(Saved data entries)
---+---

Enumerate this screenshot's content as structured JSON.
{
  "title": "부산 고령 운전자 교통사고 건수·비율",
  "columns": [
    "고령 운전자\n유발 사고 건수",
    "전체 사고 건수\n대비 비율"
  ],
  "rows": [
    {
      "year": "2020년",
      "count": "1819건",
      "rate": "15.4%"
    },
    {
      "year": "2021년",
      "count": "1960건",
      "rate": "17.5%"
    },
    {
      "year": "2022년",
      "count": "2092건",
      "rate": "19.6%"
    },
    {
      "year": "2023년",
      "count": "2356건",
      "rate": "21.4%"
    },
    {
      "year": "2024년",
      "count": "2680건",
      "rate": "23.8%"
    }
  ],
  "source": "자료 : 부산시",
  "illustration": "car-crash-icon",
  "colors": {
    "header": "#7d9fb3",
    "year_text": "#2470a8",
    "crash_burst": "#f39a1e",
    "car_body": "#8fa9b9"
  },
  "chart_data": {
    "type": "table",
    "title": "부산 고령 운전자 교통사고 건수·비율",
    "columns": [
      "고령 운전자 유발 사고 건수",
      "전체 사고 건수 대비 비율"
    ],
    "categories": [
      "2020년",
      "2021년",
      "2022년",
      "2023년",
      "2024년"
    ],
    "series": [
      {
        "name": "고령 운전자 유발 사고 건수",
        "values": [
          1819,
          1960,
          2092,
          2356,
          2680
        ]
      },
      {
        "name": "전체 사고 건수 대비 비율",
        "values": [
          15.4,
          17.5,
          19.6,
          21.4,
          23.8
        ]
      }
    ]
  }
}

---+---

## Short problem
Reproduce each entry above exactly, keeping every word.

## Reply
Enumerate this screenshot's content as structured JSON.
{
  "title": "부산 고령 운전자 교통사고 건수·비율",
  "columns": [
    "고령 운전자\n유발 사고 건수",
    "전체 사고 건수\n대비 비율"
  ],
  "rows": [
    {
      "year": "2020년",
      "count": "1819건",
      "rate": "15.4%"
    },
    {
      "year": "2021년",
      "count": "1960건",
      "rate": "17.5%"
    },
    {
      "year": "2022년",
      "count": "2092건",
      "rate": "19.6%"
    },
    {
      "year": "2023년",
      "count": "2356건",
      "rate": "21.4%"
    },
    {
      "year": "2024년",
      "count": "2680건",
      "rate": "23.8%"
    }
  ],
  "source": "자료 : 부산시",
  "illustration": "car-crash-icon",
  "colors": {
    "header": "#7d9fb3",
    "year_text": "#2470a8",
    "crash_burst": "#f39a1e",
    "car_body": "#8fa9b9"
  },
  "chart_data": {
    "type": "table",
    "title": "부산 고령 운전자 교통사고 건수·비율",
    "columns": [
      "고령 운전자 유발 사고 건수",
      "전체 사고 건수 대비 비율"
    ],
    "categories": [
      "2020년",
      "2021년",
      "2022년",
      "2023년",
      "2024년"
    ],
    "series": [
      {
        "name": "고령 운전자 유발 사고 건수",
        "values": [
          1819,
          1960,
          2092,
          2356,
          2680
        ]
      },
      {
        "name": "전체 사고 건수 대비 비율",
        "values": [
          15.4,
          17.5,
          19.6,
          21.4,
          23.8
        ]
      }
    ]
  }
}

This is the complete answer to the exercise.